§ **Aim**: Check every line of the entries for "ROBE", and copy the lines that hold it.

Stored data entries
==========

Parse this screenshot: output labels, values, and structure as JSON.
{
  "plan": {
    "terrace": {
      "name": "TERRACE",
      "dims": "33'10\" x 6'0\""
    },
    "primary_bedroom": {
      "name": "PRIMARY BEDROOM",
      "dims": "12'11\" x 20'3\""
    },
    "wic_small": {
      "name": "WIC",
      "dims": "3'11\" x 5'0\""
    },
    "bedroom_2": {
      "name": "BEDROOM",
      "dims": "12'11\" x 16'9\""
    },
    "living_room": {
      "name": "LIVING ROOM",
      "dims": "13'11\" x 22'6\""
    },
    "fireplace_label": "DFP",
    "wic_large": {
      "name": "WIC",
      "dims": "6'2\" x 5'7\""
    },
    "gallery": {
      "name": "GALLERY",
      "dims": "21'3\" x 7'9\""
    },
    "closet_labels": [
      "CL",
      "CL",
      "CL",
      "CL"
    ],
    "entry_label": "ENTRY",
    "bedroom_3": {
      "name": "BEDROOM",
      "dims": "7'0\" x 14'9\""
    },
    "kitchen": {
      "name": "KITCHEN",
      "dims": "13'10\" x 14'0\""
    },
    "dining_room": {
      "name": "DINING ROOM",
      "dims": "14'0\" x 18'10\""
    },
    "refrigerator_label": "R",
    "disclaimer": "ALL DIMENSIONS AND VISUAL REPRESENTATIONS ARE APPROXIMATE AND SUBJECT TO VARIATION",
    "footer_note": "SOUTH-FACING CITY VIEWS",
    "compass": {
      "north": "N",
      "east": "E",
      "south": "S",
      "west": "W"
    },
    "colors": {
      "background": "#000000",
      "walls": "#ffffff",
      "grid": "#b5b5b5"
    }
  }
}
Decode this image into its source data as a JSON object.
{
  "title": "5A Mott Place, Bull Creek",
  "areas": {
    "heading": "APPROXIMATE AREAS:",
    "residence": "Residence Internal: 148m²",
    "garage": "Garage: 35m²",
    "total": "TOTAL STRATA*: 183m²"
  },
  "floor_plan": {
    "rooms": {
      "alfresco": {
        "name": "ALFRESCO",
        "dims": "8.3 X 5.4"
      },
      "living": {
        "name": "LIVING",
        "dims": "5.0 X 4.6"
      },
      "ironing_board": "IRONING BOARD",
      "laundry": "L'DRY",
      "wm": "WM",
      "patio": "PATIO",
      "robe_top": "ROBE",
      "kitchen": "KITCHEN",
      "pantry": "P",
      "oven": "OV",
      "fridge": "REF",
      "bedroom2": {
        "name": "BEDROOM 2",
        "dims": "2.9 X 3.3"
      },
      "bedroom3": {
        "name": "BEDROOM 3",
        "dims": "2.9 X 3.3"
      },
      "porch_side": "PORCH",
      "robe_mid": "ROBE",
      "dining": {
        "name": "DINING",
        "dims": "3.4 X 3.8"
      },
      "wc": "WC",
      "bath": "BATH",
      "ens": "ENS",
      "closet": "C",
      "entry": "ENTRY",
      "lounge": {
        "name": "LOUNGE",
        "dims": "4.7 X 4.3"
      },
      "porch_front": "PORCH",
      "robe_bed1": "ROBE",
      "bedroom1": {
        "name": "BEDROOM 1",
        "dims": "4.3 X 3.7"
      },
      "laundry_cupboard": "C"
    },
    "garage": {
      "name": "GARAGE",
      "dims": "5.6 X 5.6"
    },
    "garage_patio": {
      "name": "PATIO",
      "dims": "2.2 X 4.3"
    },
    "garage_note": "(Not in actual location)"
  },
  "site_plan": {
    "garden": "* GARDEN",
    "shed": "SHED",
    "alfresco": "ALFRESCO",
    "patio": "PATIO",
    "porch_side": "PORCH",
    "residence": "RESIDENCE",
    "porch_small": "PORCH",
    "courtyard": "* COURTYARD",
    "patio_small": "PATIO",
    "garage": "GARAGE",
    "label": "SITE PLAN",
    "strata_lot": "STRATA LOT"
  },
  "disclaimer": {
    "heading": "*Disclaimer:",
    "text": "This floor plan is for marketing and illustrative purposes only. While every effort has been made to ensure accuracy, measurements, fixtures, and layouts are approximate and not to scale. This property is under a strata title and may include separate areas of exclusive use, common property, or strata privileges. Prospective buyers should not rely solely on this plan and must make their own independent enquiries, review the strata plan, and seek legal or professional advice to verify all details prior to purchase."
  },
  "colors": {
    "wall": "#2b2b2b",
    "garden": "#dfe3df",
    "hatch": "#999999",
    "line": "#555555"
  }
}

==========

§ **Output for this exercise**:
      "robe_top": "ROBE",
      "robe_mid": "ROBE",
      "robe_bed1": "ROBE",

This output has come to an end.